Copy every line of the data that contains the string "triangle".

■ ROWS
--------

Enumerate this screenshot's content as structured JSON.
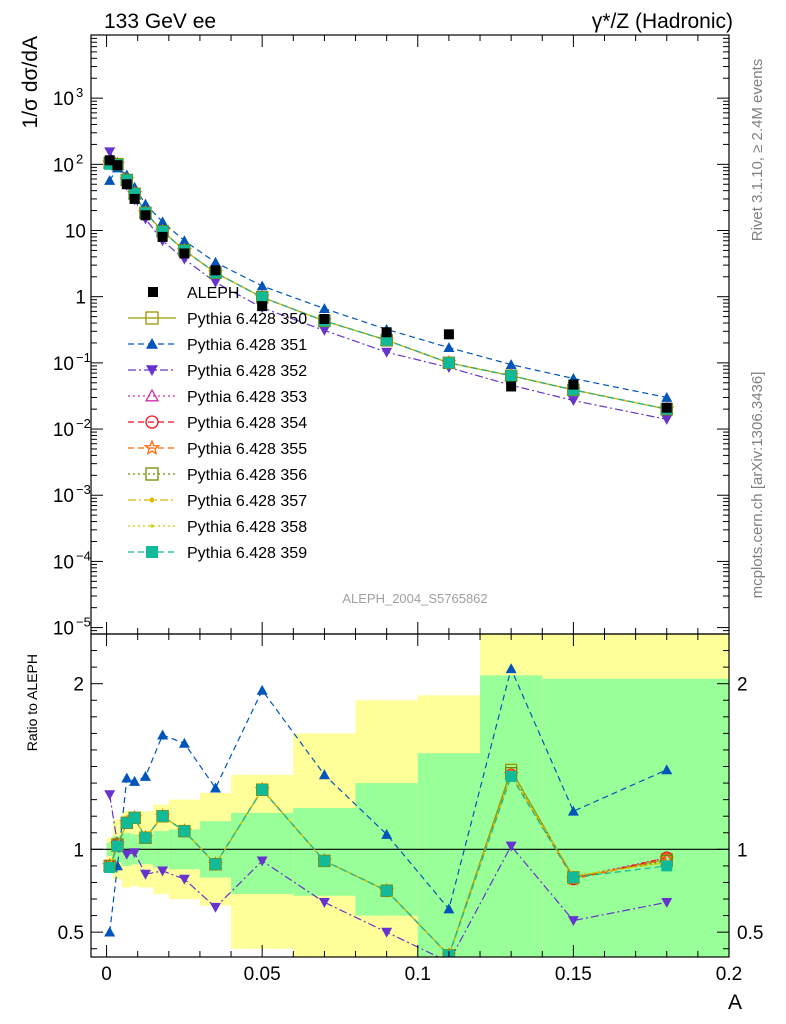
{
  "header": {
    "left": "133 GeV ee",
    "right": "γ*/Z (Hadronic)"
  },
  "side_texts": {
    "top": "Rivet 3.1.10, ≥ 2.4M events",
    "bottom": "mcplots.cern.ch [arXiv:1306.3436]"
  },
  "watermark": "ALEPH_2004_S5765862",
  "chart_data": [
    {
      "panel": "main",
      "type": "scatter",
      "y_scale": "log",
      "ylabel": "1/σ dσ/dA",
      "xlabel": "A",
      "xlim": [
        -0.005,
        0.2
      ],
      "ylim": [
        8e-06,
        9000
      ],
      "y_ticks": [
        {
          "value": 1e-05,
          "base": "10",
          "exp": "−5"
        },
        {
          "value": 0.0001,
          "base": "10",
          "exp": "−4"
        },
        {
          "value": 0.001,
          "base": "10",
          "exp": "−3"
        },
        {
          "value": 0.01,
          "base": "10",
          "exp": "−2"
        },
        {
          "value": 0.1,
          "base": "10",
          "exp": "−1"
        },
        {
          "value": 1,
          "base": "1",
          "exp": ""
        },
        {
          "value": 10,
          "base": "10",
          "exp": ""
        },
        {
          "value": 100,
          "base": "10",
          "exp": "2"
        },
        {
          "value": 1000,
          "base": "10",
          "exp": "3"
        }
      ],
      "x": [
        0.001,
        0.0035,
        0.0065,
        0.009,
        0.0125,
        0.018,
        0.025,
        0.035,
        0.05,
        0.07,
        0.09,
        0.11,
        0.13,
        0.15,
        0.18
      ],
      "data": {
        "name": "ALEPH",
        "values": [
          115,
          97,
          50,
          30,
          17,
          8,
          4.5,
          2.5,
          0.72,
          0.46,
          0.29,
          0.27,
          0.044,
          0.047,
          0.021
        ]
      },
      "series": [
        {
          "name": "Pythia 6.428 350",
          "color": "#999900",
          "marker": "square-open",
          "dash": "",
          "values": [
            105,
            100,
            58,
            36,
            18.5,
            9.8,
            5.0,
            2.3,
            0.98,
            0.43,
            0.22,
            0.1,
            0.064,
            0.039,
            0.02
          ]
        },
        {
          "name": "Pythia 6.428 351",
          "color": "#0055bb",
          "marker": "triangle-up",
          "dash": "6,4",
          "values": [
            57,
            88,
            69,
            45,
            25,
            13.5,
            7.0,
            3.3,
            1.45,
            0.66,
            0.32,
            0.17,
            0.094,
            0.058,
            0.03
          ]
        },
        {
          "name": "Pythia 6.428 352",
          "color": "#6633cc",
          "marker": "triangle-down",
          "dash": "8,3,2,3",
          "values": [
            155,
            100,
            48,
            29,
            15,
            7.0,
            3.7,
            1.65,
            0.68,
            0.31,
            0.145,
            0.085,
            0.046,
            0.027,
            0.014
          ]
        },
        {
          "name": "Pythia 6.428 353",
          "color": "#cc33aa",
          "marker": "triangle-open",
          "dash": "2,3",
          "values": [
            104,
            100,
            58,
            36,
            18.5,
            9.7,
            5.0,
            2.3,
            0.98,
            0.43,
            0.22,
            0.1,
            0.064,
            0.039,
            0.02
          ]
        },
        {
          "name": "Pythia 6.428 354",
          "color": "#ee1122",
          "marker": "circle-open",
          "dash": "6,4",
          "values": [
            104,
            100,
            58,
            36,
            18.5,
            9.7,
            5.0,
            2.3,
            0.98,
            0.43,
            0.22,
            0.1,
            0.064,
            0.039,
            0.02
          ]
        },
        {
          "name": "Pythia 6.428 355",
          "color": "#ff6600",
          "marker": "star-open",
          "dash": "6,4",
          "values": [
            104,
            100,
            58,
            36,
            18.5,
            9.7,
            5.0,
            2.3,
            0.98,
            0.43,
            0.22,
            0.1,
            0.064,
            0.039,
            0.02
          ]
        },
        {
          "name": "Pythia 6.428 356",
          "color": "#778800",
          "marker": "square-open",
          "dash": "2,3",
          "values": [
            104,
            100,
            58,
            36,
            18.5,
            9.7,
            5.0,
            2.3,
            0.98,
            0.43,
            0.22,
            0.1,
            0.064,
            0.039,
            0.02
          ]
        },
        {
          "name": "Pythia 6.428 357",
          "color": "#ddbb00",
          "marker": "dot",
          "dash": "8,3,2,3",
          "values": [
            104,
            100,
            58,
            36,
            18.5,
            9.7,
            5.0,
            2.3,
            0.98,
            0.43,
            0.22,
            0.1,
            0.064,
            0.039,
            0.02
          ]
        },
        {
          "name": "Pythia 6.428 358",
          "color": "#cccc00",
          "marker": "dot-small",
          "dash": "2,3",
          "values": [
            104,
            100,
            58,
            36,
            18.5,
            9.7,
            5.0,
            2.3,
            0.98,
            0.43,
            0.22,
            0.1,
            0.064,
            0.039,
            0.02
          ]
        },
        {
          "name": "Pythia 6.428 359",
          "color": "#11bb99",
          "marker": "square-filled",
          "dash": "6,4",
          "values": [
            100,
            99,
            58,
            36,
            18.5,
            9.7,
            5.0,
            2.3,
            0.98,
            0.43,
            0.22,
            0.1,
            0.064,
            0.039,
            0.02
          ]
        }
      ]
    },
    {
      "panel": "ratio",
      "type": "line",
      "ylabel": "Ratio to ALEPH",
      "xlabel": "A",
      "xlim": [
        -0.005,
        0.2
      ],
      "ylim": [
        0.35,
        2.3
      ],
      "y_ticks": [
        0.5,
        1,
        2
      ],
      "x_ticks": [
        0,
        0.05,
        0.1,
        0.15,
        0.2
      ],
      "x_tick_labels": [
        "0",
        "0.05",
        "0.1",
        "0.15",
        "0.2"
      ],
      "bands": [
        {
          "x0": 0.0,
          "x1": 0.002,
          "outer": [
            0.93,
            1.07
          ],
          "inner": [
            0.96,
            1.04
          ]
        },
        {
          "x0": 0.002,
          "x1": 0.005,
          "outer": [
            0.82,
            1.18
          ],
          "inner": [
            0.92,
            1.08
          ]
        },
        {
          "x0": 0.005,
          "x1": 0.008,
          "outer": [
            0.77,
            1.23
          ],
          "inner": [
            0.9,
            1.1
          ]
        },
        {
          "x0": 0.008,
          "x1": 0.01,
          "outer": [
            0.78,
            1.22
          ],
          "inner": [
            0.91,
            1.09
          ]
        },
        {
          "x0": 0.01,
          "x1": 0.015,
          "outer": [
            0.77,
            1.23
          ],
          "inner": [
            0.91,
            1.09
          ]
        },
        {
          "x0": 0.015,
          "x1": 0.02,
          "outer": [
            0.73,
            1.27
          ],
          "inner": [
            0.89,
            1.11
          ]
        },
        {
          "x0": 0.02,
          "x1": 0.03,
          "outer": [
            0.7,
            1.3
          ],
          "inner": [
            0.88,
            1.12
          ]
        },
        {
          "x0": 0.03,
          "x1": 0.04,
          "outer": [
            0.66,
            1.34
          ],
          "inner": [
            0.83,
            1.17
          ]
        },
        {
          "x0": 0.04,
          "x1": 0.06,
          "outer": [
            0.4,
            1.45
          ],
          "inner": [
            0.73,
            1.22
          ]
        },
        {
          "x0": 0.06,
          "x1": 0.08,
          "outer": [
            0.35,
            1.7
          ],
          "inner": [
            0.72,
            1.25
          ]
        },
        {
          "x0": 0.08,
          "x1": 0.1,
          "outer": [
            0.35,
            1.9
          ],
          "inner": [
            0.6,
            1.4
          ]
        },
        {
          "x0": 0.1,
          "x1": 0.12,
          "outer": [
            0.35,
            1.93
          ],
          "inner": [
            0.35,
            1.58
          ]
        },
        {
          "x0": 0.12,
          "x1": 0.14,
          "outer": [
            0.35,
            2.3
          ],
          "inner": [
            0.35,
            2.05
          ]
        },
        {
          "x0": 0.14,
          "x1": 0.16,
          "outer": [
            0.35,
            2.3
          ],
          "inner": [
            0.35,
            2.03
          ]
        },
        {
          "x0": 0.16,
          "x1": 0.2,
          "outer": [
            0.35,
            2.3
          ],
          "inner": [
            0.35,
            2.03
          ]
        }
      ],
      "band_colors": {
        "outer": "#ffff99",
        "inner": "#99ff99"
      },
      "x": [
        0.001,
        0.0035,
        0.0065,
        0.009,
        0.0125,
        0.018,
        0.025,
        0.035,
        0.05,
        0.07,
        0.09,
        0.11,
        0.13,
        0.15,
        0.18
      ],
      "series": [
        {
          "name": "Pythia 6.428 350",
          "values": [
            0.9,
            1.02,
            1.16,
            1.19,
            1.07,
            1.2,
            1.11,
            0.91,
            1.36,
            0.93,
            0.75,
            0.36,
            1.48,
            0.83,
            0.94
          ]
        },
        {
          "name": "Pythia 6.428 351",
          "values": [
            0.5,
            0.9,
            1.43,
            1.41,
            1.44,
            1.69,
            1.64,
            1.37,
            1.96,
            1.45,
            1.09,
            0.64,
            2.09,
            1.23,
            1.48
          ]
        },
        {
          "name": "Pythia 6.428 352",
          "values": [
            1.33,
            1.03,
            0.97,
            0.98,
            0.85,
            0.87,
            0.82,
            0.65,
            0.93,
            0.68,
            0.5,
            0.32,
            1.02,
            0.57,
            0.68
          ]
        },
        {
          "name": "Pythia 6.428 353",
          "values": [
            0.9,
            1.03,
            1.16,
            1.19,
            1.07,
            1.2,
            1.11,
            0.91,
            1.36,
            0.93,
            0.75,
            0.36,
            1.45,
            0.83,
            0.95
          ]
        },
        {
          "name": "Pythia 6.428 354",
          "values": [
            0.9,
            1.03,
            1.16,
            1.19,
            1.07,
            1.2,
            1.11,
            0.91,
            1.36,
            0.93,
            0.75,
            0.36,
            1.45,
            0.82,
            0.95
          ]
        },
        {
          "name": "Pythia 6.428 355",
          "values": [
            0.9,
            1.03,
            1.16,
            1.19,
            1.07,
            1.2,
            1.11,
            0.91,
            1.36,
            0.93,
            0.75,
            0.36,
            1.45,
            0.82,
            0.94
          ]
        },
        {
          "name": "Pythia 6.428 356",
          "values": [
            0.9,
            1.03,
            1.16,
            1.19,
            1.07,
            1.2,
            1.11,
            0.91,
            1.36,
            0.93,
            0.75,
            0.36,
            1.46,
            0.83,
            0.93
          ]
        },
        {
          "name": "Pythia 6.428 357",
          "values": [
            0.9,
            1.03,
            1.16,
            1.19,
            1.07,
            1.2,
            1.11,
            0.91,
            1.36,
            0.93,
            0.75,
            0.36,
            1.45,
            0.84,
            0.92
          ]
        },
        {
          "name": "Pythia 6.428 358",
          "values": [
            0.9,
            1.03,
            1.16,
            1.19,
            1.07,
            1.2,
            1.11,
            0.91,
            1.36,
            0.93,
            0.75,
            0.36,
            1.45,
            0.84,
            0.92
          ]
        },
        {
          "name": "Pythia 6.428 359",
          "values": [
            0.89,
            1.02,
            1.16,
            1.19,
            1.07,
            1.2,
            1.11,
            0.91,
            1.36,
            0.93,
            0.75,
            0.36,
            1.44,
            0.83,
            0.9
          ]
        }
      ]
    }
  ]
}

--------

■ SOLUTION TO THE PROBLEM
          "marker": "triangle-up",
          "marker": "triangle-down",
          "marker": "triangle-open",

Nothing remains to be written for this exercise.